### Your task
Extract the complete listing and repeat it word for word.

Dataset records
+ + +

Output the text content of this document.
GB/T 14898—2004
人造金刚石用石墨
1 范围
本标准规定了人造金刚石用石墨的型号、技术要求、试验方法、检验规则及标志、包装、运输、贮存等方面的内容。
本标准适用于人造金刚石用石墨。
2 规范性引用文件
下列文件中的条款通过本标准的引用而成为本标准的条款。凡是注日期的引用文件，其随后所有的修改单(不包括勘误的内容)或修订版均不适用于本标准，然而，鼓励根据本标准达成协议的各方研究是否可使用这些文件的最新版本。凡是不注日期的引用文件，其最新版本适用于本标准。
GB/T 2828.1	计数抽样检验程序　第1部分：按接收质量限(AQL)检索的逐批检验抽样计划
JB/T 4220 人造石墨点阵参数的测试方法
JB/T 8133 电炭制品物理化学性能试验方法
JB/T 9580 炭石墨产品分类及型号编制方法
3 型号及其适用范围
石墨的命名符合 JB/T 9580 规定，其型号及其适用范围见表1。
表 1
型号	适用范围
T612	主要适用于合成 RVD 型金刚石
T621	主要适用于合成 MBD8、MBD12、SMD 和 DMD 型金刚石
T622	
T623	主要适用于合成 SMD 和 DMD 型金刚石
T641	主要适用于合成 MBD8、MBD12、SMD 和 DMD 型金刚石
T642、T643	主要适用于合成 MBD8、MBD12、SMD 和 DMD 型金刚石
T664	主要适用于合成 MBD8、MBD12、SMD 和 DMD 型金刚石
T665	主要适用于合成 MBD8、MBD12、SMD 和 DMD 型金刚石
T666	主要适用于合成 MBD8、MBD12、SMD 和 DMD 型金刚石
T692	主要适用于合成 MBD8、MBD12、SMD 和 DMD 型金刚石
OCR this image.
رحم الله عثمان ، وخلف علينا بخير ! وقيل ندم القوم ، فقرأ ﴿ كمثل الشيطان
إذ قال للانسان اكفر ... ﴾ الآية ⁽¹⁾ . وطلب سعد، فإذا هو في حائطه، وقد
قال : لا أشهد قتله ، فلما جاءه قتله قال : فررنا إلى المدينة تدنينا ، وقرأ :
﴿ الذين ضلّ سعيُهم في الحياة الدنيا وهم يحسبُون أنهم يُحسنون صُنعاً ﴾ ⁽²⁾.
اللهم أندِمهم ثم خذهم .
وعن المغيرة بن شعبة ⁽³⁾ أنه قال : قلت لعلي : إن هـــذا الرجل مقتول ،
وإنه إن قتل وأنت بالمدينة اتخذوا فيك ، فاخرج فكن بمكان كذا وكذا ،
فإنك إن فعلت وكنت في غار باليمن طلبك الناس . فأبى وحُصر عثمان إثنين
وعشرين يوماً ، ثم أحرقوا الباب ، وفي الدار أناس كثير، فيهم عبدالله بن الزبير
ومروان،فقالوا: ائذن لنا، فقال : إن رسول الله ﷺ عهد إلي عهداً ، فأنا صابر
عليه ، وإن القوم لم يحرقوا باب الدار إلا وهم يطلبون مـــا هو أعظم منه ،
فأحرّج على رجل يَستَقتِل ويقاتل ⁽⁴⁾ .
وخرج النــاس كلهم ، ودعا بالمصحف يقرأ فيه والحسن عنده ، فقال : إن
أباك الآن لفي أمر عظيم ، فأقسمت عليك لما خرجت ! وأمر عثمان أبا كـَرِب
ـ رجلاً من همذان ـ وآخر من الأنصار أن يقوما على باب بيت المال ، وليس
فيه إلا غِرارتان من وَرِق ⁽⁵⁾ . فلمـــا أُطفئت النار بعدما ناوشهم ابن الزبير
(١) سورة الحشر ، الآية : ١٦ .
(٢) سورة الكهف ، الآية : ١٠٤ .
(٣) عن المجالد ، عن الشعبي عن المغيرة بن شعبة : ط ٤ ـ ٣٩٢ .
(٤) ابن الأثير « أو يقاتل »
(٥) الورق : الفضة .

+ + +

### Result below
Output the text content of this document.
GB/T 14898—2004
人造金刚石用石墨
1 范围
本标准规定了人造金刚石用石墨的型号、技术要求、试验方法、检验规则及标志、包装、运输、贮存等方面的内容。
本标准适用于人造金刚石用石墨。
2 规范性引用文件
下列文件中的条款通过本标准的引用而成为本标准的条款。凡是注日期的引用文件，其随后所有的修改单(不包括勘误的内容)或修订版均不适用于本标准，然而，鼓励根据本标准达成协议的各方研究是否可使用这些文件的最新版本。凡是不注日期的引用文件，其最新版本适用于本标准。
GB/T 2828.1	计数抽样检验程序　第1部分：按接收质量限(AQL)检索的逐批检验抽样计划
JB/T 4220 人造石墨点阵参数的测试方法
JB/T 8133 电炭制品物理化学性能试验方法
JB/T 9580 炭石墨产品分类及型号编制方法
3 型号及其适用范围
石墨的命名符合 JB/T 9580 规定，其型号及其适用范围见表1。
表 1
型号	适用范围
T612	主要适用于合成 RVD 型金刚石
T621	主要适用于合成 MBD8、MBD12、SMD 和 DMD 型金刚石
T622	
T623	主要适用于合成 SMD 和 DMD 型金刚石
T641	主要适用于合成 MBD8、MBD12、SMD 和 DMD 型金刚石
T642、T643	主要适用于合成 MBD8、MBD12、SMD 和 DMD 型金刚石
T664	主要适用于合成 MBD8、MBD12、SMD 和 DMD 型金刚石
T665	主要适用于合成 MBD8、MBD12、SMD 和 DMD 型金刚石
T666	主要适用于合成 MBD8、MBD12、SMD 和 DMD 型金刚石
T692	主要适用于合成 MBD8、MBD12、SMD 和 DMD 型金刚石
OCR this image.
رحم الله عثمان ، وخلف علينا بخير ! وقيل ندم القوم ، فقرأ ﴿ كمثل الشيطان
إذ قال للانسان اكفر ... ﴾ الآية ⁽¹⁾ . وطلب سعد، فإذا هو في حائطه، وقد
قال : لا أشهد قتله ، فلما جاءه قتله قال : فررنا إلى المدينة تدنينا ، وقرأ :
﴿ الذين ضلّ سعيُهم في الحياة الدنيا وهم يحسبُون أنهم يُحسنون صُنعاً ﴾ ⁽²⁾.
اللهم أندِمهم ثم خذهم .
وعن المغيرة بن شعبة ⁽³⁾ أنه قال : قلت لعلي : إن هـــذا الرجل مقتول ،
وإنه إن قتل وأنت بالمدينة اتخذوا فيك ، فاخرج فكن بمكان كذا وكذا ،
فإنك إن فعلت وكنت في غار باليمن طلبك الناس . فأبى وحُصر عثمان إثنين
وعشرين يوماً ، ثم أحرقوا الباب ، وفي الدار أناس كثير، فيهم عبدالله بن الزبير
ومروان،فقالوا: ائذن لنا، فقال : إن رسول الله ﷺ عهد إلي عهداً ، فأنا صابر
عليه ، وإن القوم لم يحرقوا باب الدار إلا وهم يطلبون مـــا هو أعظم منه ،
فأحرّج على رجل يَستَقتِل ويقاتل ⁽⁴⁾ .
وخرج النــاس كلهم ، ودعا بالمصحف يقرأ فيه والحسن عنده ، فقال : إن
أباك الآن لفي أمر عظيم ، فأقسمت عليك لما خرجت ! وأمر عثمان أبا كـَرِب
ـ رجلاً من همذان ـ وآخر من الأنصار أن يقوما على باب بيت المال ، وليس
فيه إلا غِرارتان من وَرِق ⁽⁵⁾ . فلمـــا أُطفئت النار بعدما ناوشهم ابن الزبير
(١) سورة الحشر ، الآية : ١٦ .
(٢) سورة الكهف ، الآية : ١٠٤ .
(٣) عن المجالد ، عن الشعبي عن المغيرة بن شعبة : ط ٤ ـ ٣٩٢ .
(٤) ابن الأثير « أو يقاتل »
(٥) الورق : الفضة .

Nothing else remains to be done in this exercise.